Excerpts from a figure dataset:
────────

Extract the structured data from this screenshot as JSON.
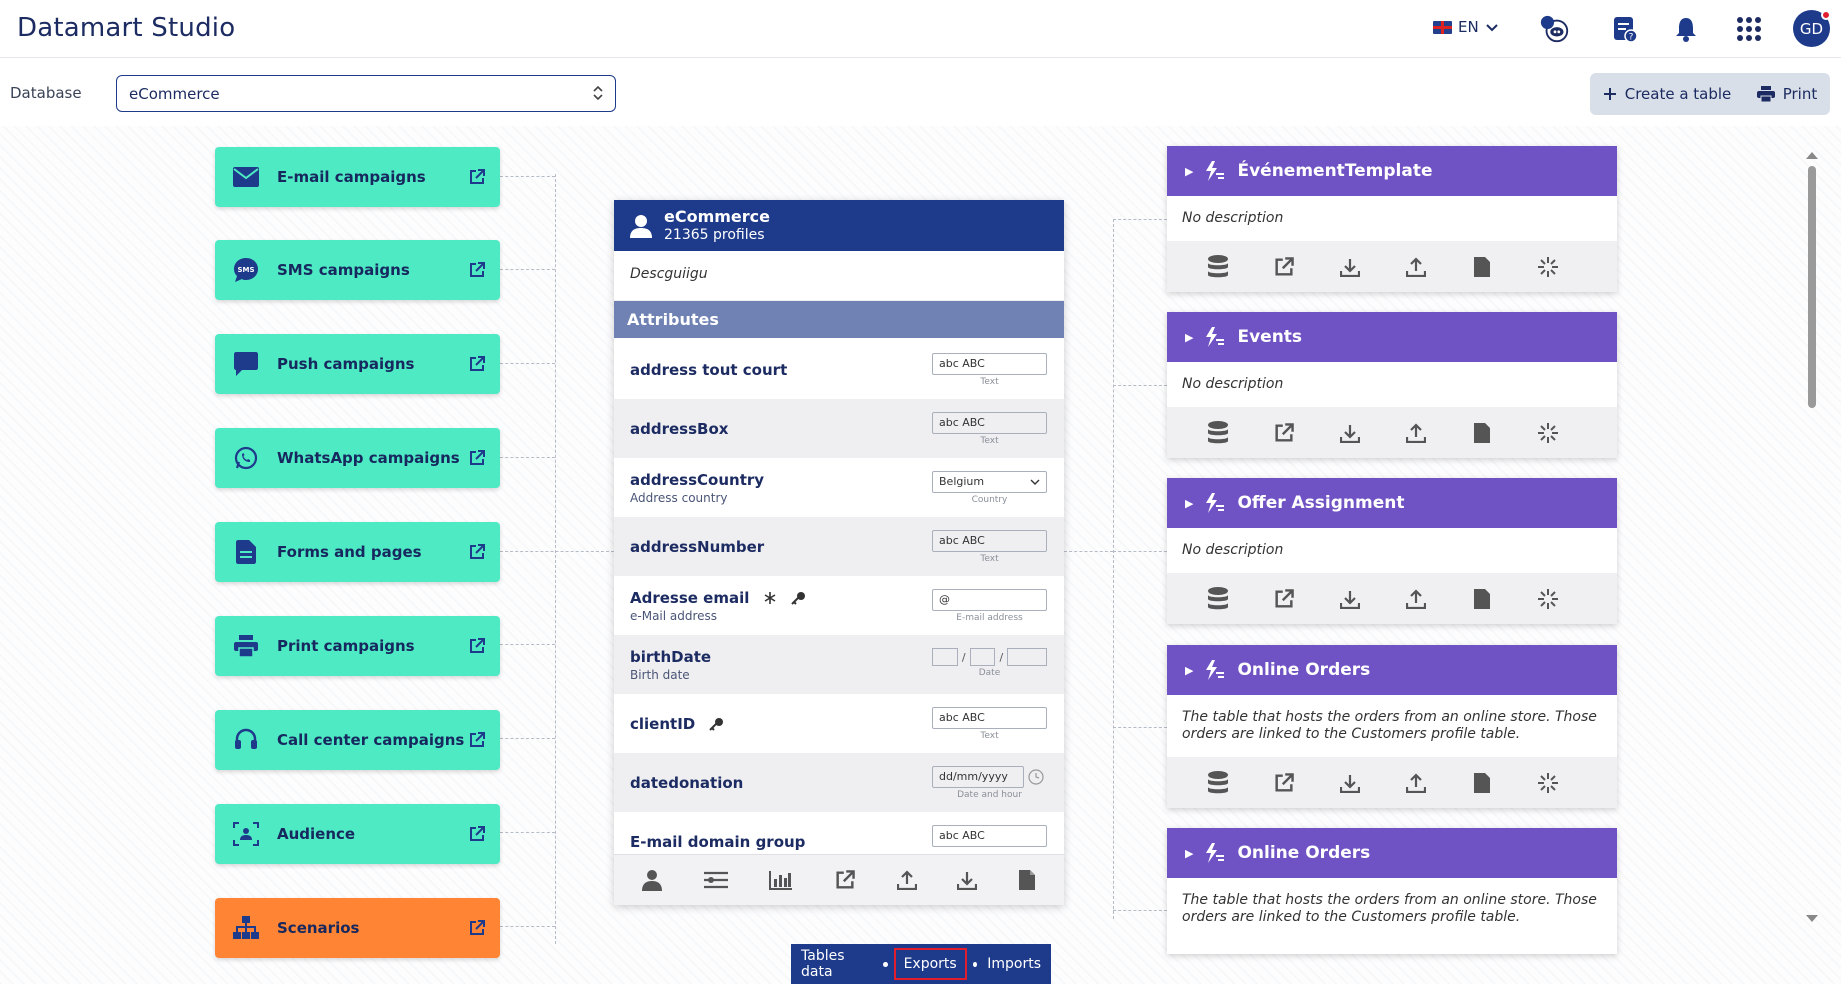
{
  "app": {
    "title": "Datamart Studio"
  },
  "header": {
    "language": "EN",
    "avatar_initials": "GD"
  },
  "toolbar": {
    "database_label": "Database",
    "database_value": "eCommerce",
    "create_table": "Create a table",
    "print": "Print"
  },
  "channels": [
    {
      "label": "E-mail campaigns",
      "icon": "envelope-icon",
      "color": "#4eeac4"
    },
    {
      "label": "SMS campaigns",
      "icon": "sms-bubble-icon",
      "color": "#4eeac4"
    },
    {
      "label": "Push campaigns",
      "icon": "chat-bubble-icon",
      "color": "#4eeac4"
    },
    {
      "label": "WhatsApp campaigns",
      "icon": "whatsapp-icon",
      "color": "#4eeac4"
    },
    {
      "label": "Forms and pages",
      "icon": "document-icon",
      "color": "#4eeac4"
    },
    {
      "label": "Print campaigns",
      "icon": "printer-icon",
      "color": "#4eeac4"
    },
    {
      "label": "Call center campaigns",
      "icon": "headset-icon",
      "color": "#4eeac4"
    },
    {
      "label": "Audience",
      "icon": "audience-icon",
      "color": "#4eeac4"
    },
    {
      "label": "Scenarios",
      "icon": "hierarchy-icon",
      "color": "#ff8433"
    }
  ],
  "central": {
    "title": "eCommerce",
    "profiles": "21365 profiles",
    "description": "Descguiigu",
    "attributes_label": "Attributes",
    "attributes": [
      {
        "name": "address tout court",
        "sub": "",
        "field_value": "abc ABC",
        "field_caption": "Text"
      },
      {
        "name": "addressBox",
        "sub": "",
        "field_value": "abc ABC",
        "field_caption": "Text"
      },
      {
        "name": "addressCountry",
        "sub": "Address country",
        "field_value": "Belgium",
        "field_caption": "Country"
      },
      {
        "name": "addressNumber",
        "sub": "",
        "field_value": "abc ABC",
        "field_caption": "Text"
      },
      {
        "name": "Adresse email",
        "sub": "e-Mail address",
        "field_value": "@",
        "field_caption": "E-mail address"
      },
      {
        "name": "birthDate",
        "sub": "Birth date",
        "field_value": "",
        "field_caption": "Date"
      },
      {
        "name": "clientID",
        "sub": "",
        "field_value": "abc ABC",
        "field_caption": "Text"
      },
      {
        "name": "datedonation",
        "sub": "",
        "field_value": "dd/mm/yyyy",
        "field_caption": "Date and hour"
      },
      {
        "name": "E-mail domain group",
        "sub": "",
        "field_value": "abc ABC",
        "field_caption": ""
      }
    ]
  },
  "tables": [
    {
      "name": "ÉvénementTemplate",
      "description": "No description"
    },
    {
      "name": "Events",
      "description": "No description"
    },
    {
      "name": "Offer Assignment",
      "description": "No description"
    },
    {
      "name": "Online Orders",
      "description": "The table that hosts the orders from an online store. Those orders are linked to the Customers profile table."
    },
    {
      "name": "Online Orders",
      "description": "The table that hosts the orders from an online store. Those orders are linked to the Customers profile table."
    }
  ],
  "bottom_tabs": {
    "tables_data": "Tables data",
    "exports": "Exports",
    "imports": "Imports"
  }
}
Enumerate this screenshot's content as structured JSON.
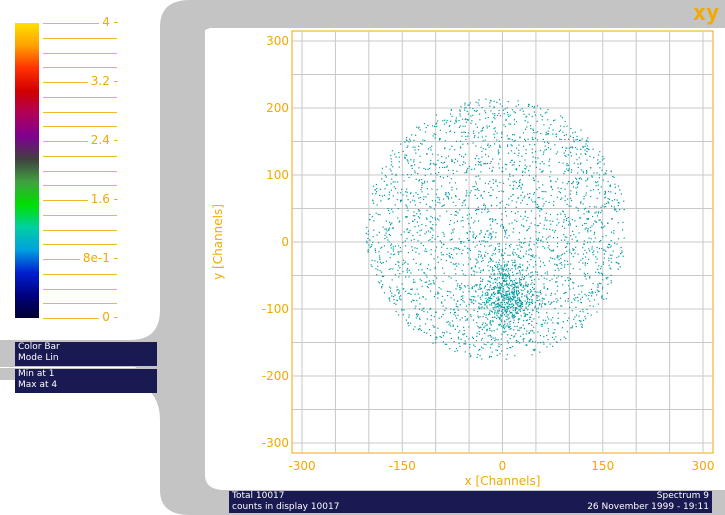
{
  "app": {
    "logo": "xy"
  },
  "colorbar": {
    "labels": [
      {
        "text": "4",
        "value": 4
      },
      {
        "text": "3.2",
        "value": 3.2
      },
      {
        "text": "2.4",
        "value": 2.4
      },
      {
        "text": "1.6",
        "value": 1.6
      },
      {
        "text": "8e-1",
        "value": 0.8
      },
      {
        "text": "0",
        "value": 0
      }
    ],
    "gradient": [
      "#ffe000",
      "#ffa000",
      "#ff3000",
      "#d00000",
      "#b0005a",
      "#800090",
      "#404040",
      "#40a040",
      "#00e000",
      "#00d0a0",
      "#00a0e0",
      "#0020d0",
      "#000080",
      "#000030"
    ]
  },
  "info_panels": {
    "colorbar_mode": {
      "line1": "Color Bar",
      "line2": "Mode Lin"
    },
    "range": {
      "line1": "Min at 1",
      "line2": "Max at 4"
    }
  },
  "footer": {
    "total": "Total 10017",
    "counts": "counts in display 10017",
    "spectrum": "Spectrum 9",
    "timestamp": "26 November 1999 - 19:11"
  },
  "colors": {
    "accent": "#f2a900",
    "points": "#009aa0",
    "grid": "#c8c8c8",
    "panel": "#1a1a52",
    "frame": "#c4c4c4"
  },
  "chart_data": {
    "type": "scatter",
    "xlabel": "x [Channels]",
    "ylabel": "y [Channels]",
    "xlim": [
      -300,
      300
    ],
    "ylim": [
      -300,
      300
    ],
    "xticks": [
      -300,
      -150,
      0,
      150,
      300
    ],
    "yticks": [
      300,
      200,
      100,
      0,
      -100,
      -200,
      -300
    ],
    "grid": true,
    "total_points": 10017,
    "clusters": [
      {
        "name": "disk",
        "cx": -10,
        "cy": 20,
        "r": 195,
        "density": "uniform"
      },
      {
        "name": "core",
        "cx": 5,
        "cy": -80,
        "sx": 22,
        "sy": 30,
        "density": "gaussian"
      }
    ]
  }
}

────────

--- What you should do ---
Copy every record above exactly, leaving out any pictures.

--- Exercise answer ---
Extract the structured data from this screenshot as JSON.
{
  "app": {
    "title": "Datamart Studio"
  },
  "header": {
    "language": "EN",
    "avatar_initials": "GD"
  },
  "toolbar": {
    "database_label": "Database",
    "database_value": "eCommerce",
    "create_table": "Create a table",
    "print": "Print"
  },
  "channels": [
    {
      "label": "E-mail campaigns",
      "icon": "envelope-icon",
      "color": "#4eeac4"
    },
    {
      "label": "SMS campaigns",
      "icon": "sms-bubble-icon",
      "color": "#4eeac4"
    },
    {
      "label": "Push campaigns",
      "icon": "chat-bubble-icon",
      "color": "#4eeac4"
    },
    {
      "label": "WhatsApp campaigns",
      "icon": "whatsapp-icon",
      "color": "#4eeac4"
    },
    {
      "label": "Forms and pages",
      "icon": "document-icon",
      "color": "#4eeac4"
    },
    {
      "label": "Print campaigns",
      "icon": "printer-icon",
      "color": "#4eeac4"
    },
    {
      "label": "Call center campaigns",
      "icon": "headset-icon",
      "color": "#4eeac4"
    },
    {
      "label": "Audience",
      "icon": "audience-icon",
      "color": "#4eeac4"
    },
    {
      "label": "Scenarios",
      "icon": "hierarchy-icon",
      "color": "#ff8433"
    }
  ],
  "central": {
    "title": "eCommerce",
    "profiles": "21365 profiles",
    "description": "Descguiigu",
    "attributes_label": "Attributes",
    "attributes": [
      {
        "name": "address tout court",
        "sub": "",
        "field_value": "abc ABC",
        "field_caption": "Text"
      },
      {
        "name": "addressBox",
        "sub": "",
        "field_value": "abc ABC",
        "field_caption": "Text"
      },
      {
        "name": "addressCountry",
        "sub": "Address country",
        "field_value": "Belgium",
        "field_caption": "Country"
      },
      {
        "name": "addressNumber",
        "sub": "",
        "field_value": "abc ABC",
        "field_caption": "Text"
      },
      {
        "name": "Adresse email",
        "sub": "e-Mail address",
        "field_value": "@",
        "field_caption": "E-mail address"
      },
      {
        "name": "birthDate",
        "sub": "Birth date",
        "field_value": "",
        "field_caption": "Date"
      },
      {
        "name": "clientID",
        "sub": "",
        "field_value": "abc ABC",
        "field_caption": "Text"
      },
      {
        "name": "datedonation",
        "sub": "",
        "field_value": "dd/mm/yyyy",
        "field_caption": "Date and hour"
      },
      {
        "name": "E-mail domain group",
        "sub": "",
        "field_value": "abc ABC",
        "field_caption": ""
      }
    ]
  },
  "tables": [
    {
      "name": "ÉvénementTemplate",
      "description": "No description"
    },
    {
      "name": "Events",
      "description": "No description"
    },
    {
      "name": "Offer Assignment",
      "description": "No description"
    },
    {
      "name": "Online Orders",
      "description": "The table that hosts the orders from an online store. Those orders are linked to the Customers profile table."
    },
    {
      "name": "Online Orders",
      "description": "The table that hosts the orders from an online store. Those orders are linked to the Customers profile table."
    }
  ],
  "bottom_tabs": {
    "tables_data": "Tables data",
    "exports": "Exports",
    "imports": "Imports"
  }
}
Enumerate this screenshot's content as structured JSON.
{
  "app": {
    "logo": "xy"
  },
  "colorbar": {
    "labels": [
      {
        "text": "4",
        "value": 4
      },
      {
        "text": "3.2",
        "value": 3.2
      },
      {
        "text": "2.4",
        "value": 2.4
      },
      {
        "text": "1.6",
        "value": 1.6
      },
      {
        "text": "8e-1",
        "value": 0.8
      },
      {
        "text": "0",
        "value": 0
      }
    ],
    "gradient": [
      "#ffe000",
      "#ffa000",
      "#ff3000",
      "#d00000",
      "#b0005a",
      "#800090",
      "#404040",
      "#40a040",
      "#00e000",
      "#00d0a0",
      "#00a0e0",
      "#0020d0",
      "#000080",
      "#000030"
    ]
  },
  "info_panels": {
    "colorbar_mode": {
      "line1": "Color Bar",
      "line2": "Mode Lin"
    },
    "range": {
      "line1": "Min at 1",
      "line2": "Max at 4"
    }
  },
  "footer": {
    "total": "Total 10017",
    "counts": "counts in display 10017",
    "spectrum": "Spectrum 9",
    "timestamp": "26 November 1999 - 19:11"
  },
  "colors": {
    "accent": "#f2a900",
    "points": "#009aa0",
    "grid": "#c8c8c8",
    "panel": "#1a1a52",
    "frame": "#c4c4c4"
  },
  "chart_data": {
    "type": "scatter",
    "xlabel": "x [Channels]",
    "ylabel": "y [Channels]",
    "xlim": [
      -300,
      300
    ],
    "ylim": [
      -300,
      300
    ],
    "xticks": [
      -300,
      -150,
      0,
      150,
      300
    ],
    "yticks": [
      300,
      200,
      100,
      0,
      -100,
      -200,
      -300
    ],
    "grid": true,
    "total_points": 10017,
    "clusters": [
      {
        "name": "disk",
        "cx": -10,
        "cy": 20,
        "r": 195,
        "density": "uniform"
      },
      {
        "name": "core",
        "cx": 5,
        "cy": -80,
        "sx": 22,
        "sy": 30,
        "density": "gaussian"
      }
    ]
  }
}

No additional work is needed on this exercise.